# INPUT FOR THIS TASK:
== == ==

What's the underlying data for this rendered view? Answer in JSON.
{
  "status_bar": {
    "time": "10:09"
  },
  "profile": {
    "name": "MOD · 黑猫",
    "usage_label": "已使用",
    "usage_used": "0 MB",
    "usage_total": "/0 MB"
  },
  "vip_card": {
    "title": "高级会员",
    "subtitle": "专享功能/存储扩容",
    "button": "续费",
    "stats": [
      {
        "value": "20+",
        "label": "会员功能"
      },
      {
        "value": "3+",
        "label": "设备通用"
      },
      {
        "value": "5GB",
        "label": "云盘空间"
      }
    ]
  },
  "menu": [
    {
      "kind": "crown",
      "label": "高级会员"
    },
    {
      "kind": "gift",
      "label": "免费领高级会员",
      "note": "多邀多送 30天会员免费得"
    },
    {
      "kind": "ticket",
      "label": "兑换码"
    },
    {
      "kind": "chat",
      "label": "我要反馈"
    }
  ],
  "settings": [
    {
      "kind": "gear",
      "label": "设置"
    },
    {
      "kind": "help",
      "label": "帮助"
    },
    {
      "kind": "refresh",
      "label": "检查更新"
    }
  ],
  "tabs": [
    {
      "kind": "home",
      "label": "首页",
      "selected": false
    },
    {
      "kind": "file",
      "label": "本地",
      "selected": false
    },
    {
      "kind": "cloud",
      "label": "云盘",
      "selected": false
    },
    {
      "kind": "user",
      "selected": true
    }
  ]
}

== == ==

# REQUIRED WORK:
Pull out every line of the records above that contains the word "kind".

# SOLUTION TO THIS PROBLEM:
      "kind": "crown",
      "kind": "gift",
      "kind": "ticket",
      "kind": "chat",
      "kind": "gear",
      "kind": "help",
      "kind": "refresh",
      "kind": "home",
      "kind": "file",
      "kind": "cloud",
      "kind": "user",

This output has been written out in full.